PROMPT
In the records below, find each line containing the word "JSON" and copy it.

ROWS
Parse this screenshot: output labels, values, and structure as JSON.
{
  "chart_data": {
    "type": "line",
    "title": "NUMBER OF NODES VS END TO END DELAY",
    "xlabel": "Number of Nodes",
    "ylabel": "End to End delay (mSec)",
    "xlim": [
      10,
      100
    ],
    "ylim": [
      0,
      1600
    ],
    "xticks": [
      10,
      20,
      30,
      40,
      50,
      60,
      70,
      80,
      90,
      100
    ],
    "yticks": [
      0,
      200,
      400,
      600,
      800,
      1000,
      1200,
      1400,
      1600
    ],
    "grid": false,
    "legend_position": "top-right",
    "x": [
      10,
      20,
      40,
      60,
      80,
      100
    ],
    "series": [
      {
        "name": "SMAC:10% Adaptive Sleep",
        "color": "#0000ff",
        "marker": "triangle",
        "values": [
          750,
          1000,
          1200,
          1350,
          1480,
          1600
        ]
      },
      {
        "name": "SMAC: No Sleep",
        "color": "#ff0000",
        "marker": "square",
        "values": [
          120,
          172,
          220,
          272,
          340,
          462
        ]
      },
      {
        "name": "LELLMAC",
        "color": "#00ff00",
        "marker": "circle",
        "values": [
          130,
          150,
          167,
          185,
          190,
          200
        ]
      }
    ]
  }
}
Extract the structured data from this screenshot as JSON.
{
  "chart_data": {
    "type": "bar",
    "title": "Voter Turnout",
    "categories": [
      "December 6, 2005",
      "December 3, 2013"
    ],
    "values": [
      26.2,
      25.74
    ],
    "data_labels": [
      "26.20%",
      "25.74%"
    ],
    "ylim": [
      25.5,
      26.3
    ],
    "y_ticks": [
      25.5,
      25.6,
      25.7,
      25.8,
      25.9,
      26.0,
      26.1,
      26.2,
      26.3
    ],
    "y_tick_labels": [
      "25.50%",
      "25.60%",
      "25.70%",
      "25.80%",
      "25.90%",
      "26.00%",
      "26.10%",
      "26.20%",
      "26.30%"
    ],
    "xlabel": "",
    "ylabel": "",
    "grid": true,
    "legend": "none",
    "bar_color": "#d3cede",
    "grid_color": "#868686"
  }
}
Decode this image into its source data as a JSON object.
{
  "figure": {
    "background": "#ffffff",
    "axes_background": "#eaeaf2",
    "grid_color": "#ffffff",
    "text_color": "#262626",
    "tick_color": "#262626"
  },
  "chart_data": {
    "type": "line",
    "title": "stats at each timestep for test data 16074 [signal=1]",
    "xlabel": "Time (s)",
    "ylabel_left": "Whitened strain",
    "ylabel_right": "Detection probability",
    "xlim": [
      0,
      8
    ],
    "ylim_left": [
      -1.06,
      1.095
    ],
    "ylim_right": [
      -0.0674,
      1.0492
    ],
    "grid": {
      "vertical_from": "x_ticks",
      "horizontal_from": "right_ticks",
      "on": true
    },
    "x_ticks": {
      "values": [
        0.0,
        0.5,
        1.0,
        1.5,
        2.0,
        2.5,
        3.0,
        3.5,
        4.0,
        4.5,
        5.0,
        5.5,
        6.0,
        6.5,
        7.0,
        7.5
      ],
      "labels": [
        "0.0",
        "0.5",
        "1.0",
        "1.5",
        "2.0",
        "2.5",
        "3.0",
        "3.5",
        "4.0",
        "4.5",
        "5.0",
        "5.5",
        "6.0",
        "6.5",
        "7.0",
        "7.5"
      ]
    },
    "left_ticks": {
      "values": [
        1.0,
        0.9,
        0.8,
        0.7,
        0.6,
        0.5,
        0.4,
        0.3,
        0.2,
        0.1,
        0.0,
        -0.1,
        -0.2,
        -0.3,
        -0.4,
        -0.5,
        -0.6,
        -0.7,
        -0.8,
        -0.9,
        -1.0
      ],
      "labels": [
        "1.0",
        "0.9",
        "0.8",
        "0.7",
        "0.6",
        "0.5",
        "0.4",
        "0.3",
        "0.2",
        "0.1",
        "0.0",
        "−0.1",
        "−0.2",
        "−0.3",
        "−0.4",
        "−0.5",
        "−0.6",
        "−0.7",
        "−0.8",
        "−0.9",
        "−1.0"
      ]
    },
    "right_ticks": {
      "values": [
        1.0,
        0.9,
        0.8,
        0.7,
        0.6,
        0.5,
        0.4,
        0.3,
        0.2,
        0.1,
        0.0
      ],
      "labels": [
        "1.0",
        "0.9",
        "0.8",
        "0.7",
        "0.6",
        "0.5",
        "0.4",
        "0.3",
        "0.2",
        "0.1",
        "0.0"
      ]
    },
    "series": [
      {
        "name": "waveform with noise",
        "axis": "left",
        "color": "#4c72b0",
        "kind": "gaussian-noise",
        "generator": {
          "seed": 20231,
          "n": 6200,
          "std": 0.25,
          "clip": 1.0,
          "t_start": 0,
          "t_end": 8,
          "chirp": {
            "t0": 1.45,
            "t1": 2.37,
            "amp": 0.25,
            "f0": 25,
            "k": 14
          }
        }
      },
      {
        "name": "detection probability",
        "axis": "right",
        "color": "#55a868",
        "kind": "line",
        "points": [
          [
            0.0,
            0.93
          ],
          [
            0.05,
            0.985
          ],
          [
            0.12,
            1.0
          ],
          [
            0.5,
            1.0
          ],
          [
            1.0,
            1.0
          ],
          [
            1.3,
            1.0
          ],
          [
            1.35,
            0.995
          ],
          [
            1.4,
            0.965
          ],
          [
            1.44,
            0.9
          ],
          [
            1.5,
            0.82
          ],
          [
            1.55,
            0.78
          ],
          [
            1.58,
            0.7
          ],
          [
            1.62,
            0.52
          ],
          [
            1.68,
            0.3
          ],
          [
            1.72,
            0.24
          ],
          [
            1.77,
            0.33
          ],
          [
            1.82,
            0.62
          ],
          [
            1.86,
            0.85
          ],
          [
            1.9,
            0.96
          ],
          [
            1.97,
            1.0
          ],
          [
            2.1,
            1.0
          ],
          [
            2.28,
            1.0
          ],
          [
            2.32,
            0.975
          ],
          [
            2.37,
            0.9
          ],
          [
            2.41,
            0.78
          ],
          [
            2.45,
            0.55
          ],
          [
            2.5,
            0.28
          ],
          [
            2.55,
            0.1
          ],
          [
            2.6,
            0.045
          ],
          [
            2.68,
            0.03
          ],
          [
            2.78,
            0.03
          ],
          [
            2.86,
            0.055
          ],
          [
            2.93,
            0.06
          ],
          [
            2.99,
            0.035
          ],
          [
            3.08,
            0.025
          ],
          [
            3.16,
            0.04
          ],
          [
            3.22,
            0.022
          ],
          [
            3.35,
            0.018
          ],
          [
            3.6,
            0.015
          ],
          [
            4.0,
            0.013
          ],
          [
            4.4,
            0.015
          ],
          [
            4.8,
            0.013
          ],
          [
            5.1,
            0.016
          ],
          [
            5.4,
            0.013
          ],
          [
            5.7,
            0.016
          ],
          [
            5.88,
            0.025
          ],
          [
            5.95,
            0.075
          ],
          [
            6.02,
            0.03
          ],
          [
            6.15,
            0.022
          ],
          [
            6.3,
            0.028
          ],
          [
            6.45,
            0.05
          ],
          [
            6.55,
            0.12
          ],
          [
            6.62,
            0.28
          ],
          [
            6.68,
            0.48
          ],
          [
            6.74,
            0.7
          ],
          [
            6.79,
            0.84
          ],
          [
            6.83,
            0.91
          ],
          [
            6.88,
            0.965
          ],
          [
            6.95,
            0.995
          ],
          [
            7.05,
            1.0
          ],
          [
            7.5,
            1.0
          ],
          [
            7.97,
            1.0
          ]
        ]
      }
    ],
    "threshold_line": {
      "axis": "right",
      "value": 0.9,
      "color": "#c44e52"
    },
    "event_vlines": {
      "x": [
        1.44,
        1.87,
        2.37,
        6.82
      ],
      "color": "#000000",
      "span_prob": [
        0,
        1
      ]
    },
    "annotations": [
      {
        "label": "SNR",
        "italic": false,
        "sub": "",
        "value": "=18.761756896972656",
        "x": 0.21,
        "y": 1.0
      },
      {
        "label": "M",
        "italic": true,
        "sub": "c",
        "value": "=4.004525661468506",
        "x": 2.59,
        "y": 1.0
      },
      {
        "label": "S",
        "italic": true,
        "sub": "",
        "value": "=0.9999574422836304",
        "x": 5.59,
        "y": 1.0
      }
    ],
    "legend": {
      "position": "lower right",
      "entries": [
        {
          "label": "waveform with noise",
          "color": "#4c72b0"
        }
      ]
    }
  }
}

ANSWER TO THE EXERCISE
Parse this screenshot: output labels, values, and structure as JSON.
Extract the structured data from this screenshot as JSON.
Decode this image into its source data as a JSON object.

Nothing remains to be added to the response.